--- BEGIN Listing ---

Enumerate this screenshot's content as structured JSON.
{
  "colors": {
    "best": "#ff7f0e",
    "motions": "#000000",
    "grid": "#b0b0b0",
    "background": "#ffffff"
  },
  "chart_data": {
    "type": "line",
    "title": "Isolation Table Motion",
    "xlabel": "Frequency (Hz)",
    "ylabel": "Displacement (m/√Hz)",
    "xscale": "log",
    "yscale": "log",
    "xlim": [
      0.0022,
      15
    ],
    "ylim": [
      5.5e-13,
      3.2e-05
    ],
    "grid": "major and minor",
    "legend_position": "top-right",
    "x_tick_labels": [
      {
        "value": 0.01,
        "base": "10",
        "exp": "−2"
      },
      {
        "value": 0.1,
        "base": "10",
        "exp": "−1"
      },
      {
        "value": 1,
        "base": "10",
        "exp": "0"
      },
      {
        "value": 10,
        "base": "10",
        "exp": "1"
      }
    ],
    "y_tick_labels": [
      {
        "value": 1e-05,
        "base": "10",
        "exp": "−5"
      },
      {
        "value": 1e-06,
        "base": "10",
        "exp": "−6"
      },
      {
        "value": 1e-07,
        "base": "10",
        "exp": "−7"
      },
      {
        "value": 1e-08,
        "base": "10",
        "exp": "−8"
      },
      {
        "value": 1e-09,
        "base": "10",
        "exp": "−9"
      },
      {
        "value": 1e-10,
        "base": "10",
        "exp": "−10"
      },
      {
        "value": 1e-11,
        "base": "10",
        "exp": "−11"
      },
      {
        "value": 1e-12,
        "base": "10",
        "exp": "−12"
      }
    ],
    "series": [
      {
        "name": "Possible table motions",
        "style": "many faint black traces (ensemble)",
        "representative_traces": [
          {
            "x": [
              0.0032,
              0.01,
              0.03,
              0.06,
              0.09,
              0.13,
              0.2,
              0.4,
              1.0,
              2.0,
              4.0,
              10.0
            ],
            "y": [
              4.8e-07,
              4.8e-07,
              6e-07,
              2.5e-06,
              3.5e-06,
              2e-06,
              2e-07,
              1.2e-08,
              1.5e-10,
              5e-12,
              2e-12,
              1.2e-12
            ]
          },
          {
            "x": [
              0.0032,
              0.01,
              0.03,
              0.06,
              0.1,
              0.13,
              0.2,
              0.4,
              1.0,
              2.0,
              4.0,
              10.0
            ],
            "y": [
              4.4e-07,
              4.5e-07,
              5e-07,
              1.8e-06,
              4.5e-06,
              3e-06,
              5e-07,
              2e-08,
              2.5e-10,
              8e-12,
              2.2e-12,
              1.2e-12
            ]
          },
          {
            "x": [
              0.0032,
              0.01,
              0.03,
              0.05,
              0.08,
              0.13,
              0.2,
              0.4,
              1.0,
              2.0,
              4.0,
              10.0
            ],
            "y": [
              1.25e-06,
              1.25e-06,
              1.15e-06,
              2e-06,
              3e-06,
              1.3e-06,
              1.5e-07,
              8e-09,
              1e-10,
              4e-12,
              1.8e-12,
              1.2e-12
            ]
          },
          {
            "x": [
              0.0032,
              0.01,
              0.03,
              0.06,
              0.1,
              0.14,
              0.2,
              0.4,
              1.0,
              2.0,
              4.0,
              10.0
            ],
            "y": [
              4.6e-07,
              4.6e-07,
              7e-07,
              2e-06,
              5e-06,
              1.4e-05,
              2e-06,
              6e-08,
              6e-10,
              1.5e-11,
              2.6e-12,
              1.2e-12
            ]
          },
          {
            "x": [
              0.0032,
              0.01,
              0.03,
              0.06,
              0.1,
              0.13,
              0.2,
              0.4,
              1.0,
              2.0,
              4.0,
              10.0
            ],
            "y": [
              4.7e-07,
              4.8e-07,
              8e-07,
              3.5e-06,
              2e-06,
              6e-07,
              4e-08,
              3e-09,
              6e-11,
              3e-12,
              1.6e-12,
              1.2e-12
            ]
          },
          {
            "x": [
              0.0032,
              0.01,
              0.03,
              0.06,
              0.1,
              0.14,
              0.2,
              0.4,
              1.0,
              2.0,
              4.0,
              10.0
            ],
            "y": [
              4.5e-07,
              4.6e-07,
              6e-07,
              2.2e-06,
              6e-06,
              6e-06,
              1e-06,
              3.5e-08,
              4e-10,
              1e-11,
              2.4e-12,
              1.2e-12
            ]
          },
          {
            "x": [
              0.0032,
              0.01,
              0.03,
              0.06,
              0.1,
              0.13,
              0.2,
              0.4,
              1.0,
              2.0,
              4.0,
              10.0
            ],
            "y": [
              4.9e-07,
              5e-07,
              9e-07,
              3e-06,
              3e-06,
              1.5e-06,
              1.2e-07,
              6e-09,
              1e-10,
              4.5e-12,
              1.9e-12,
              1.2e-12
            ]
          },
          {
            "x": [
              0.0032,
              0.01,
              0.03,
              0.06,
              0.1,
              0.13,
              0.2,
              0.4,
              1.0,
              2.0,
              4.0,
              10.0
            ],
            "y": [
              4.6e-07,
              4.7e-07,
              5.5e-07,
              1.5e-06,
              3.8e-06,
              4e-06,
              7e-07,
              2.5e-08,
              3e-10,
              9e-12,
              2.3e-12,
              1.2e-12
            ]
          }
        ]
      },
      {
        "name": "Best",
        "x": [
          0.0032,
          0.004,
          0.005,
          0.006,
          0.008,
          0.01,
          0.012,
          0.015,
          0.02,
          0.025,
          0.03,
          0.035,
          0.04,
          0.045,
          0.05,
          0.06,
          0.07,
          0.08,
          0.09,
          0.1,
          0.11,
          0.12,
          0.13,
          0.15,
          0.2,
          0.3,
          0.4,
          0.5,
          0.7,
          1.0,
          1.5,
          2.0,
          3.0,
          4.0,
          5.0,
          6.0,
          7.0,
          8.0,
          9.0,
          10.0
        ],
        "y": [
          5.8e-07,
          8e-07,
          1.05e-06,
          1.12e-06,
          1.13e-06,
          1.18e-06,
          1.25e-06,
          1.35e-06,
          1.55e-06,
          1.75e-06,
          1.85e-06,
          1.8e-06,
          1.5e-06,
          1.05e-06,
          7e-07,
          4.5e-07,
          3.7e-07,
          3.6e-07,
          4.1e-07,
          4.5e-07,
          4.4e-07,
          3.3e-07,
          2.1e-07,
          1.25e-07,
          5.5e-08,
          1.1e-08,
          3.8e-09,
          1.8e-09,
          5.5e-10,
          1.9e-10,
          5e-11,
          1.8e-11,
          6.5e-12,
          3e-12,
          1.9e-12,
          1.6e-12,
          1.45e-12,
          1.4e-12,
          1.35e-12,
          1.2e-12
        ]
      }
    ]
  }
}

--- END Listing ---

Extract the entries above verbatim.

**Result**
Enumerate this screenshot's content as structured JSON.
{
  "colors": {
    "best": "#ff7f0e",
    "motions": "#000000",
    "grid": "#b0b0b0",
    "background": "#ffffff"
  },
  "chart_data": {
    "type": "line",
    "title": "Isolation Table Motion",
    "xlabel": "Frequency (Hz)",
    "ylabel": "Displacement (m/√Hz)",
    "xscale": "log",
    "yscale": "log",
    "xlim": [
      0.0022,
      15
    ],
    "ylim": [
      5.5e-13,
      3.2e-05
    ],
    "grid": "major and minor",
    "legend_position": "top-right",
    "x_tick_labels": [
      {
        "value": 0.01,
        "base": "10",
        "exp": "−2"
      },
      {
        "value": 0.1,
        "base": "10",
        "exp": "−1"
      },
      {
        "value": 1,
        "base": "10",
        "exp": "0"
      },
      {
        "value": 10,
        "base": "10",
        "exp": "1"
      }
    ],
    "y_tick_labels": [
      {
        "value": 1e-05,
        "base": "10",
        "exp": "−5"
      },
      {
        "value": 1e-06,
        "base": "10",
        "exp": "−6"
      },
      {
        "value": 1e-07,
        "base": "10",
        "exp": "−7"
      },
      {
        "value": 1e-08,
        "base": "10",
        "exp": "−8"
      },
      {
        "value": 1e-09,
        "base": "10",
        "exp": "−9"
      },
      {
        "value": 1e-10,
        "base": "10",
        "exp": "−10"
      },
      {
        "value": 1e-11,
        "base": "10",
        "exp": "−11"
      },
      {
        "value": 1e-12,
        "base": "10",
        "exp": "−12"
      }
    ],
    "series": [
      {
        "name": "Possible table motions",
        "style": "many faint black traces (ensemble)",
        "representative_traces": [
          {
            "x": [
              0.0032,
              0.01,
              0.03,
              0.06,
              0.09,
              0.13,
              0.2,
              0.4,
              1.0,
              2.0,
              4.0,
              10.0
            ],
            "y": [
              4.8e-07,
              4.8e-07,
              6e-07,
              2.5e-06,
              3.5e-06,
              2e-06,
              2e-07,
              1.2e-08,
              1.5e-10,
              5e-12,
              2e-12,
              1.2e-12
            ]
          },
          {
            "x": [
              0.0032,
              0.01,
              0.03,
              0.06,
              0.1,
              0.13,
              0.2,
              0.4,
              1.0,
              2.0,
              4.0,
              10.0
            ],
            "y": [
              4.4e-07,
              4.5e-07,
              5e-07,
              1.8e-06,
              4.5e-06,
              3e-06,
              5e-07,
              2e-08,
              2.5e-10,
              8e-12,
              2.2e-12,
              1.2e-12
            ]
          },
          {
            "x": [
              0.0032,
              0.01,
              0.03,
              0.05,
              0.08,
              0.13,
              0.2,
              0.4,
              1.0,
              2.0,
              4.0,
              10.0
            ],
            "y": [
              1.25e-06,
              1.25e-06,
              1.15e-06,
              2e-06,
              3e-06,
              1.3e-06,
              1.5e-07,
              8e-09,
              1e-10,
              4e-12,
              1.8e-12,
              1.2e-12
            ]
          },
          {
            "x": [
              0.0032,
              0.01,
              0.03,
              0.06,
              0.1,
              0.14,
              0.2,
              0.4,
              1.0,
              2.0,
              4.0,
              10.0
            ],
            "y": [
              4.6e-07,
              4.6e-07,
              7e-07,
              2e-06,
              5e-06,
              1.4e-05,
              2e-06,
              6e-08,
              6e-10,
              1.5e-11,
              2.6e-12,
              1.2e-12
            ]
          },
          {
            "x": [
              0.0032,
              0.01,
              0.03,
              0.06,
              0.1,
              0.13,
              0.2,
              0.4,
              1.0,
              2.0,
              4.0,
              10.0
            ],
            "y": [
              4.7e-07,
              4.8e-07,
              8e-07,
              3.5e-06,
              2e-06,
              6e-07,
              4e-08,
              3e-09,
              6e-11,
              3e-12,
              1.6e-12,
              1.2e-12
            ]
          },
          {
            "x": [
              0.0032,
              0.01,
              0.03,
              0.06,
              0.1,
              0.14,
              0.2,
              0.4,
              1.0,
              2.0,
              4.0,
              10.0
            ],
            "y": [
              4.5e-07,
              4.6e-07,
              6e-07,
              2.2e-06,
              6e-06,
              6e-06,
              1e-06,
              3.5e-08,
              4e-10,
              1e-11,
              2.4e-12,
              1.2e-12
            ]
          },
          {
            "x": [
              0.0032,
              0.01,
              0.03,
              0.06,
              0.1,
              0.13,
              0.2,
              0.4,
              1.0,
              2.0,
              4.0,
              10.0
            ],
            "y": [
              4.9e-07,
              5e-07,
              9e-07,
              3e-06,
              3e-06,
              1.5e-06,
              1.2e-07,
              6e-09,
              1e-10,
              4.5e-12,
              1.9e-12,
              1.2e-12
            ]
          },
          {
            "x": [
              0.0032,
              0.01,
              0.03,
              0.06,
              0.1,
              0.13,
              0.2,
              0.4,
              1.0,
              2.0,
              4.0,
              10.0
            ],
            "y": [
              4.6e-07,
              4.7e-07,
              5.5e-07,
              1.5e-06,
              3.8e-06,
              4e-06,
              7e-07,
              2.5e-08,
              3e-10,
              9e-12,
              2.3e-12,
              1.2e-12
            ]
          }
        ]
      },
      {
        "name": "Best",
        "x": [
          0.0032,
          0.004,
          0.005,
          0.006,
          0.008,
          0.01,
          0.012,
          0.015,
          0.02,
          0.025,
          0.03,
          0.035,
          0.04,
          0.045,
          0.05,
          0.06,
          0.07,
          0.08,
          0.09,
          0.1,
          0.11,
          0.12,
          0.13,
          0.15,
          0.2,
          0.3,
          0.4,
          0.5,
          0.7,
          1.0,
          1.5,
          2.0,
          3.0,
          4.0,
          5.0,
          6.0,
          7.0,
          8.0,
          9.0,
          10.0
        ],
        "y": [
          5.8e-07,
          8e-07,
          1.05e-06,
          1.12e-06,
          1.13e-06,
          1.18e-06,
          1.25e-06,
          1.35e-06,
          1.55e-06,
          1.75e-06,
          1.85e-06,
          1.8e-06,
          1.5e-06,
          1.05e-06,
          7e-07,
          4.5e-07,
          3.7e-07,
          3.6e-07,
          4.1e-07,
          4.5e-07,
          4.4e-07,
          3.3e-07,
          2.1e-07,
          1.25e-07,
          5.5e-08,
          1.1e-08,
          3.8e-09,
          1.8e-09,
          5.5e-10,
          1.9e-10,
          5e-11,
          1.8e-11,
          6.5e-12,
          3e-12,
          1.9e-12,
          1.6e-12,
          1.45e-12,
          1.4e-12,
          1.35e-12,
          1.2e-12
        ]
      }
    ]
  }
}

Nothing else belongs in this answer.